§ **YOUR INSTRUCTIONS**
Write out all the entries word for word, but skip any images.

§ **GIVEN ENTRIES**
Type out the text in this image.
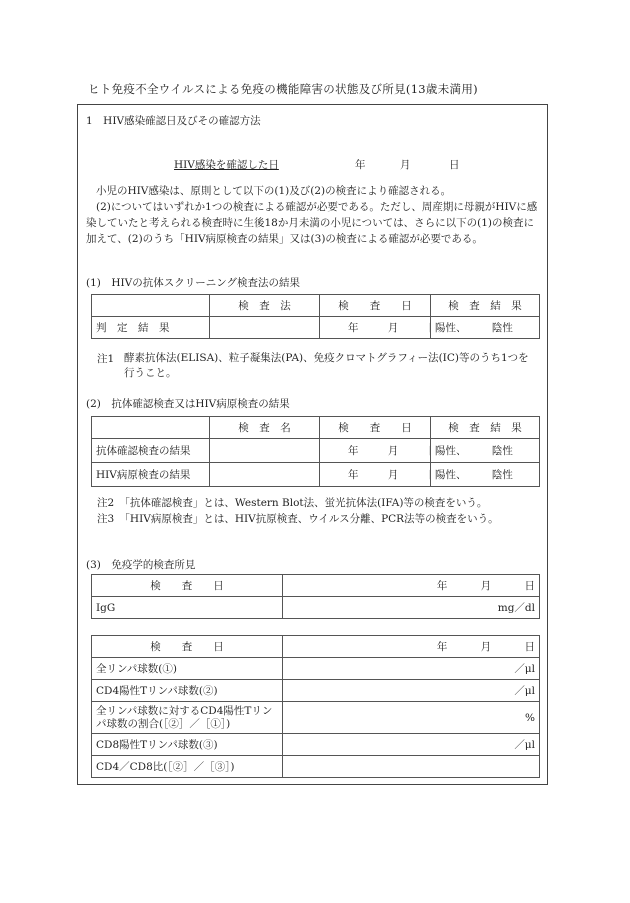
ヒト免疫不全ウイルスによる免疫の機能障害の状態及び所見(13歳未満用)
1　HIV感染確認日及びその確認方法
HIV感染を確認した日	年	月	日
小児のHIV感染は、原則として以下の(1)及び(2)の検査により確認される。
(2)についてはいずれか1つの検査による確認が必要である。ただし、周産期に母親がHIVに感染していたと考えられる検査時に生後18か月未満の小児については、さらに以下の(1)の検査に加えて、(2)のうち「HIV病原検査の結果」又は(3)の検査による確認が必要である。
(1)　HIVの抗体スクリーニング検査法の結果
	検　査　法	検　　査　　日	検　査　結　果

判　定　結　果		年 月	陽性、 陰性
注1 酵素抗体法(ELISA)、粒子凝集法(PA)、免疫クロマトグラフィー法(IC)等のうち1つを行うこと。
(2)　抗体確認検査又はHIV病原検査の結果
	検　査　名	検　　査　　日	検　査　結　果
抗体確認検査の結果		年 月	陽性、 陰性
HIV病原検査の結果		年 月	陽性、 陰性
注2　「抗体確認検査」とは、Western Blot法、蛍光抗体法(IFA)等の検査をいう。
注3　「HIV病原検査」とは、HIV抗原検査、ウイルス分離、PCR法等の検査をいう。
(3)　免疫学的検査所見
検　　査　　日	年 月 日
IgG	mg／dl
検　　査　　日	年 月 日
全リンパ球数(①)	／μl
CD4陽性Tリンパ球数(②)	／μl
全リンパ球数に対するCD4陽性Tリンパ球数の割合(［②］／［①］)	%
CD8陽性Tリンパ球数(③)	／μl
CD4／CD8比(［②］／［③］)	
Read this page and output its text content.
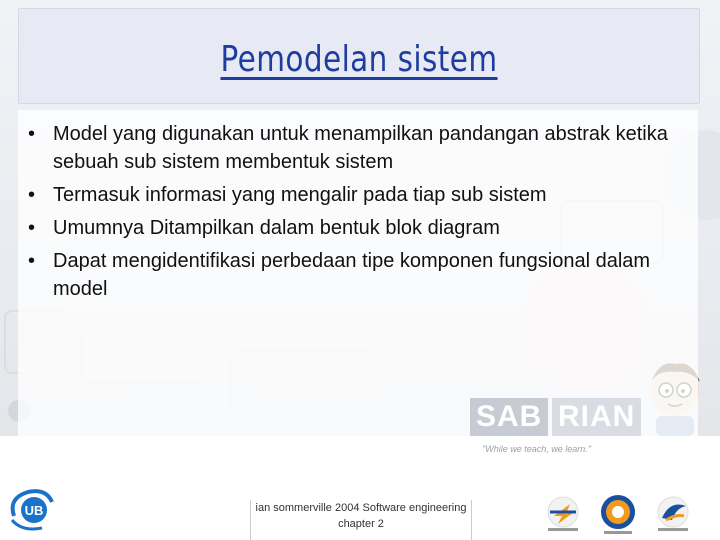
Pemodelan sistem
• Model yang digunakan untuk menampilkan pandangan abstrak ketika sebuah sub sistem membentuk sistem
• Termasuk informasi yang mengalir pada tiap sub sistem
• Umumnya Ditampilkan dalam bentuk blok diagram
• Dapat mengidentifikasi perbedaan tipe komponen fungsional dalam model
SAB RIAN
"While we teach, we learn."
UB	ian sommerville 2004 Software engineering
chapter 2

§ **CORRECT ANSWER**
Type out the text in this image.
ヒト免疫不全ウイルスによる免疫の機能障害の状態及び所見(13歳未満用)
1　HIV感染確認日及びその確認方法
HIV感染を確認した日	年	月	日
小児のHIV感染は、原則として以下の(1)及び(2)の検査により確認される。
(2)についてはいずれか1つの検査による確認が必要である。ただし、周産期に母親がHIVに感染していたと考えられる検査時に生後18か月未満の小児については、さらに以下の(1)の検査に加えて、(2)のうち「HIV病原検査の結果」又は(3)の検査による確認が必要である。
(1)　HIVの抗体スクリーニング検査法の結果
	検　査　法	検　　査　　日	検　査　結　果

判　定　結　果		年 月	陽性、 陰性
注1 酵素抗体法(ELISA)、粒子凝集法(PA)、免疫クロマトグラフィー法(IC)等のうち1つを行うこと。
(2)　抗体確認検査又はHIV病原検査の結果
	検　査　名	検　　査　　日	検　査　結　果
抗体確認検査の結果		年 月	陽性、 陰性
HIV病原検査の結果		年 月	陽性、 陰性
注2　「抗体確認検査」とは、Western Blot法、蛍光抗体法(IFA)等の検査をいう。
注3　「HIV病原検査」とは、HIV抗原検査、ウイルス分離、PCR法等の検査をいう。
(3)　免疫学的検査所見
検　　査　　日	年 月 日
IgG	mg／dl
検　　査　　日	年 月 日
全リンパ球数(①)	／μl
CD4陽性Tリンパ球数(②)	／μl
全リンパ球数に対するCD4陽性Tリンパ球数の割合(［②］／［①］)	%
CD8陽性Tリンパ球数(③)	／μl
CD4／CD8比(［②］／［③］)	
Read this page and output its text content.
Pemodelan sistem
• Model yang digunakan untuk menampilkan pandangan abstrak ketika sebuah sub sistem membentuk sistem
• Termasuk informasi yang mengalir pada tiap sub sistem
• Umumnya Ditampilkan dalam bentuk blok diagram
• Dapat mengidentifikasi perbedaan tipe komponen fungsional dalam model
SAB RIAN
"While we teach, we learn."
UB	ian sommerville 2004 Software engineering
chapter 2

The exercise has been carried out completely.